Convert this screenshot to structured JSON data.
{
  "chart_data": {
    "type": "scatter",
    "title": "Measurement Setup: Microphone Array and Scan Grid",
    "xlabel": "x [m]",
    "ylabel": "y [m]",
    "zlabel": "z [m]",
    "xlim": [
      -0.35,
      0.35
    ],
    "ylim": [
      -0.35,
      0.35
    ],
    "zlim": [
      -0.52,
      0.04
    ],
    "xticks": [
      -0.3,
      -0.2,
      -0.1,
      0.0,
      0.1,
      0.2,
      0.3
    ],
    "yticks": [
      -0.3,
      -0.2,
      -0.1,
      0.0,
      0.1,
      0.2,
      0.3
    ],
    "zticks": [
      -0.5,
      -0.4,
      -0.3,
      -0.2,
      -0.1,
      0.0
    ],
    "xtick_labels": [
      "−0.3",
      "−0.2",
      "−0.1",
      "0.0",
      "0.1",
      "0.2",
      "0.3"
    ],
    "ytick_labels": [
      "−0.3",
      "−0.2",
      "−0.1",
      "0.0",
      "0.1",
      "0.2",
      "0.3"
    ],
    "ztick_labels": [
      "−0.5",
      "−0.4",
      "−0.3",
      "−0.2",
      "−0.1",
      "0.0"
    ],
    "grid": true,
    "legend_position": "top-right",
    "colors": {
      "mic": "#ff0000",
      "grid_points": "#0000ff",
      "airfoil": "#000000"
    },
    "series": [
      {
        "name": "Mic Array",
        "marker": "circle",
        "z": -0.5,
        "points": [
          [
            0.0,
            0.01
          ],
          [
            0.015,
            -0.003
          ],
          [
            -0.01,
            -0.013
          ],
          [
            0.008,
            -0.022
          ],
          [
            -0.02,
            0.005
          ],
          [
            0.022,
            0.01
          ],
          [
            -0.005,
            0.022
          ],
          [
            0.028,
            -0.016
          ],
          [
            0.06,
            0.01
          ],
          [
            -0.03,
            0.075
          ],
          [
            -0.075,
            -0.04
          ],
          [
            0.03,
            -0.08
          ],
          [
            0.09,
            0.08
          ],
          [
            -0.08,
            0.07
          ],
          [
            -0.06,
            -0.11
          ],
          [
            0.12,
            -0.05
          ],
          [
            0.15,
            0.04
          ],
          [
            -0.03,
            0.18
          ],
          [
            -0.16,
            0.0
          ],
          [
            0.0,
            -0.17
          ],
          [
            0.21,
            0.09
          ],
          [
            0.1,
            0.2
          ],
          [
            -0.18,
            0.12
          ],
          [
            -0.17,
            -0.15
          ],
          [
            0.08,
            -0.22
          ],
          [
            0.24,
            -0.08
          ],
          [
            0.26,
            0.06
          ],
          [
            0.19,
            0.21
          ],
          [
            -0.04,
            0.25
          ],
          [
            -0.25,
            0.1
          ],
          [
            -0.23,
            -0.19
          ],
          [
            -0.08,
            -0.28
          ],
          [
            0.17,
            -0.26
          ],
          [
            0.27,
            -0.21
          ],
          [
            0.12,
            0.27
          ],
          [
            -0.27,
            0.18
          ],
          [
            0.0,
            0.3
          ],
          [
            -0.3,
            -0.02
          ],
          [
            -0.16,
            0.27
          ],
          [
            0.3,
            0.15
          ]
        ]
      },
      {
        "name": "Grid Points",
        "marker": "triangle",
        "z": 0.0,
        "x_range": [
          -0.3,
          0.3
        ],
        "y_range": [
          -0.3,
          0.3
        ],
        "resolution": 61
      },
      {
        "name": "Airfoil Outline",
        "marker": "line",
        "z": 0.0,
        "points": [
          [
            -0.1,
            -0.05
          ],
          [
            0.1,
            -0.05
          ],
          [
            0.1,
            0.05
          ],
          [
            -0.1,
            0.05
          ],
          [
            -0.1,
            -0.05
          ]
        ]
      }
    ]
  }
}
==*==
Extract each line of the material exactly as it stands.

Convert this screenshot to structured JSON data.
{
  "chart_data": {
    "type": "scatter",
    "title": "Measurement Setup: Microphone Array and Scan Grid",
    "xlabel": "x [m]",
    "ylabel": "y [m]",
    "zlabel": "z [m]",
    "xlim": [
      -0.35,
      0.35
    ],
    "ylim": [
      -0.35,
      0.35
    ],
    "zlim": [
      -0.52,
      0.04
    ],
    "xticks": [
      -0.3,
      -0.2,
      -0.1,
      0.0,
      0.1,
      0.2,
      0.3
    ],
    "yticks": [
      -0.3,
      -0.2,
      -0.1,
      0.0,
      0.1,
      0.2,
      0.3
    ],
    "zticks": [
      -0.5,
      -0.4,
      -0.3,
      -0.2,
      -0.1,
      0.0
    ],
    "xtick_labels": [
      "−0.3",
      "−0.2",
      "−0.1",
      "0.0",
      "0.1",
      "0.2",
      "0.3"
    ],
    "ytick_labels": [
      "−0.3",
      "−0.2",
      "−0.1",
      "0.0",
      "0.1",
      "0.2",
      "0.3"
    ],
    "ztick_labels": [
      "−0.5",
      "−0.4",
      "−0.3",
      "−0.2",
      "−0.1",
      "0.0"
    ],
    "grid": true,
    "legend_position": "top-right",
    "colors": {
      "mic": "#ff0000",
      "grid_points": "#0000ff",
      "airfoil": "#000000"
    },
    "series": [
      {
        "name": "Mic Array",
        "marker": "circle",
        "z": -0.5,
        "points": [
          [
            0.0,
            0.01
          ],
          [
            0.015,
            -0.003
          ],
          [
            -0.01,
            -0.013
          ],
          [
            0.008,
            -0.022
          ],
          [
            -0.02,
            0.005
          ],
          [
            0.022,
            0.01
          ],
          [
            -0.005,
            0.022
          ],
          [
            0.028,
            -0.016
          ],
          [
            0.06,
            0.01
          ],
          [
            -0.03,
            0.075
          ],
          [
            -0.075,
            -0.04
          ],
          [
            0.03,
            -0.08
          ],
          [
            0.09,
            0.08
          ],
          [
            -0.08,
            0.07
          ],
          [
            -0.06,
            -0.11
          ],
          [
            0.12,
            -0.05
          ],
          [
            0.15,
            0.04
          ],
          [
            -0.03,
            0.18
          ],
          [
            -0.16,
            0.0
          ],
          [
            0.0,
            -0.17
          ],
          [
            0.21,
            0.09
          ],
          [
            0.1,
            0.2
          ],
          [
            -0.18,
            0.12
          ],
          [
            -0.17,
            -0.15
          ],
          [
            0.08,
            -0.22
          ],
          [
            0.24,
            -0.08
          ],
          [
            0.26,
            0.06
          ],
          [
            0.19,
            0.21
          ],
          [
            -0.04,
            0.25
          ],
          [
            -0.25,
            0.1
          ],
          [
            -0.23,
            -0.19
          ],
          [
            -0.08,
            -0.28
          ],
          [
            0.17,
            -0.26
          ],
          [
            0.27,
            -0.21
          ],
          [
            0.12,
            0.27
          ],
          [
            -0.27,
            0.18
          ],
          [
            0.0,
            0.3
          ],
          [
            -0.3,
            -0.02
          ],
          [
            -0.16,
            0.27
          ],
          [
            0.3,
            0.15
          ]
        ]
      },
      {
        "name": "Grid Points",
        "marker": "triangle",
        "z": 0.0,
        "x_range": [
          -0.3,
          0.3
        ],
        "y_range": [
          -0.3,
          0.3
        ],
        "resolution": 61
      },
      {
        "name": "Airfoil Outline",
        "marker": "line",
        "z": 0.0,
        "points": [
          [
            -0.1,
            -0.05
          ],
          [
            0.1,
            -0.05
          ],
          [
            0.1,
            0.05
          ],
          [
            -0.1,
            0.05
          ],
          [
            -0.1,
            -0.05
          ]
        ]
      }
    ]
  }
}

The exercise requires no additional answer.